>> BEGIN
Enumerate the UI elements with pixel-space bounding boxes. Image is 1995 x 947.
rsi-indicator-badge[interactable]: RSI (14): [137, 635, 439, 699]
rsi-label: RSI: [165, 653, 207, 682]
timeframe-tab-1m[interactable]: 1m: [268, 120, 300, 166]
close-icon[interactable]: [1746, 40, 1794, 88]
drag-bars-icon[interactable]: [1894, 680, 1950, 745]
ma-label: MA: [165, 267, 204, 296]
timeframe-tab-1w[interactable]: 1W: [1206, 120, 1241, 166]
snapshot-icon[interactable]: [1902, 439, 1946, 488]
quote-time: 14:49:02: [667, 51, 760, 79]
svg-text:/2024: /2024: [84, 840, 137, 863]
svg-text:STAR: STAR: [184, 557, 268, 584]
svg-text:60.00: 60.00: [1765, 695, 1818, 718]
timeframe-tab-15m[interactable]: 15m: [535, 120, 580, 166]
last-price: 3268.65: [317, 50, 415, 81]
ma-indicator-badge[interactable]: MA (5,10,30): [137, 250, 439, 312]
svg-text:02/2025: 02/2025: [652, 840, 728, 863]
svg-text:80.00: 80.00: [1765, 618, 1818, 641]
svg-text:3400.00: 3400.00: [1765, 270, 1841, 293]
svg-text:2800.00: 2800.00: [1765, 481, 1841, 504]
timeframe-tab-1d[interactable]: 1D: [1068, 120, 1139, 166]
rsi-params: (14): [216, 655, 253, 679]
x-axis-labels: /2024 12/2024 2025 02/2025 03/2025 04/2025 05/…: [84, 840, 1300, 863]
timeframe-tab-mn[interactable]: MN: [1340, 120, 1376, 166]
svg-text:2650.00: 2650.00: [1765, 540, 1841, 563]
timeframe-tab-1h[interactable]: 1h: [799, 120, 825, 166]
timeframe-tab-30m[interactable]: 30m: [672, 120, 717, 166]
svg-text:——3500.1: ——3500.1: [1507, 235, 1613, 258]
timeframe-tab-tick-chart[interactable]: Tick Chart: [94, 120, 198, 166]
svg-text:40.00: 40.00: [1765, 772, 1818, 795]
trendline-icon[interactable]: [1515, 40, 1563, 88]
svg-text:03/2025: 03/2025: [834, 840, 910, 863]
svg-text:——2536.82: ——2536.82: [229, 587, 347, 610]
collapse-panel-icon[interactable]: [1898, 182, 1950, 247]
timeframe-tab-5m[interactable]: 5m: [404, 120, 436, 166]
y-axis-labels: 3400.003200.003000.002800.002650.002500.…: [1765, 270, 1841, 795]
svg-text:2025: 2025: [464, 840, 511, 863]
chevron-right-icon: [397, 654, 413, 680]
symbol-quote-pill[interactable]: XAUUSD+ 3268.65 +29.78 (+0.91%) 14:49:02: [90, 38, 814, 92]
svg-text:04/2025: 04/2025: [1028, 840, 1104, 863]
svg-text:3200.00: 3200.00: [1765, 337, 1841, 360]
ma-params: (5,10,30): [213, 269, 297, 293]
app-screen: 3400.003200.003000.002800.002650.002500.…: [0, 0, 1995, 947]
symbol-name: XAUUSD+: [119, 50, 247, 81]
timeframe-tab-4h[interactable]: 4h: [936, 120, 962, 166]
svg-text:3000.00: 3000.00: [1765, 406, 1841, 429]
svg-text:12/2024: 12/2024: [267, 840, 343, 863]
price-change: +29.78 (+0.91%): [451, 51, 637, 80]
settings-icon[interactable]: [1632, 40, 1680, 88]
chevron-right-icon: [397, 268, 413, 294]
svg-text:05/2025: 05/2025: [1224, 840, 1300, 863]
>> END
▶ [YOUR GOAL]: Copy out the whole listing above, line for line, with nothing changed.

▶ [REPLY]:
Enumerate the UI elements with pixel-space bounding boxes. Image is 1995 x 947.
rsi-indicator-badge[interactable]: RSI (14): [137, 635, 439, 699]
rsi-label: RSI: [165, 653, 207, 682]
timeframe-tab-1m[interactable]: 1m: [268, 120, 300, 166]
close-icon[interactable]: [1746, 40, 1794, 88]
drag-bars-icon[interactable]: [1894, 680, 1950, 745]
ma-label: MA: [165, 267, 204, 296]
timeframe-tab-1w[interactable]: 1W: [1206, 120, 1241, 166]
snapshot-icon[interactable]: [1902, 439, 1946, 488]
quote-time: 14:49:02: [667, 51, 760, 79]
svg-text:/2024: /2024: [84, 840, 137, 863]
svg-text:STAR: STAR: [184, 557, 268, 584]
svg-text:60.00: 60.00: [1765, 695, 1818, 718]
timeframe-tab-15m[interactable]: 15m: [535, 120, 580, 166]
last-price: 3268.65: [317, 50, 415, 81]
ma-indicator-badge[interactable]: MA (5,10,30): [137, 250, 439, 312]
svg-text:02/2025: 02/2025: [652, 840, 728, 863]
svg-text:80.00: 80.00: [1765, 618, 1818, 641]
svg-text:3400.00: 3400.00: [1765, 270, 1841, 293]
svg-text:2800.00: 2800.00: [1765, 481, 1841, 504]
timeframe-tab-1d[interactable]: 1D: [1068, 120, 1139, 166]
rsi-params: (14): [216, 655, 253, 679]
x-axis-labels: /2024 12/2024 2025 02/2025 03/2025 04/2025 05/…: [84, 840, 1300, 863]
timeframe-tab-mn[interactable]: MN: [1340, 120, 1376, 166]
svg-text:2650.00: 2650.00: [1765, 540, 1841, 563]
timeframe-tab-1h[interactable]: 1h: [799, 120, 825, 166]
timeframe-tab-30m[interactable]: 30m: [672, 120, 717, 166]
svg-text:——3500.1: ——3500.1: [1507, 235, 1613, 258]
timeframe-tab-tick-chart[interactable]: Tick Chart: [94, 120, 198, 166]
svg-text:40.00: 40.00: [1765, 772, 1818, 795]
trendline-icon[interactable]: [1515, 40, 1563, 88]
svg-text:03/2025: 03/2025: [834, 840, 910, 863]
svg-text:——2536.82: ——2536.82: [229, 587, 347, 610]
collapse-panel-icon[interactable]: [1898, 182, 1950, 247]
timeframe-tab-5m[interactable]: 5m: [404, 120, 436, 166]
y-axis-labels: 3400.003200.003000.002800.002650.002500.…: [1765, 270, 1841, 795]
svg-text:2025: 2025: [464, 840, 511, 863]
chevron-right-icon: [397, 654, 413, 680]
symbol-quote-pill[interactable]: XAUUSD+ 3268.65 +29.78 (+0.91%) 14:49:02: [90, 38, 814, 92]
svg-text:04/2025: 04/2025: [1028, 840, 1104, 863]
svg-text:3200.00: 3200.00: [1765, 337, 1841, 360]
ma-params: (5,10,30): [213, 269, 297, 293]
app-screen: 3400.003200.003000.002800.002650.002500.…: [0, 0, 1995, 947]
symbol-name: XAUUSD+: [119, 50, 247, 81]
timeframe-tab-4h[interactable]: 4h: [936, 120, 962, 166]
svg-text:3000.00: 3000.00: [1765, 406, 1841, 429]
svg-text:12/2024: 12/2024: [267, 840, 343, 863]
price-change: +29.78 (+0.91%): [451, 51, 637, 80]
settings-icon[interactable]: [1632, 40, 1680, 88]
chevron-right-icon: [397, 268, 413, 294]
svg-text:05/2025: 05/2025: [1224, 840, 1300, 863]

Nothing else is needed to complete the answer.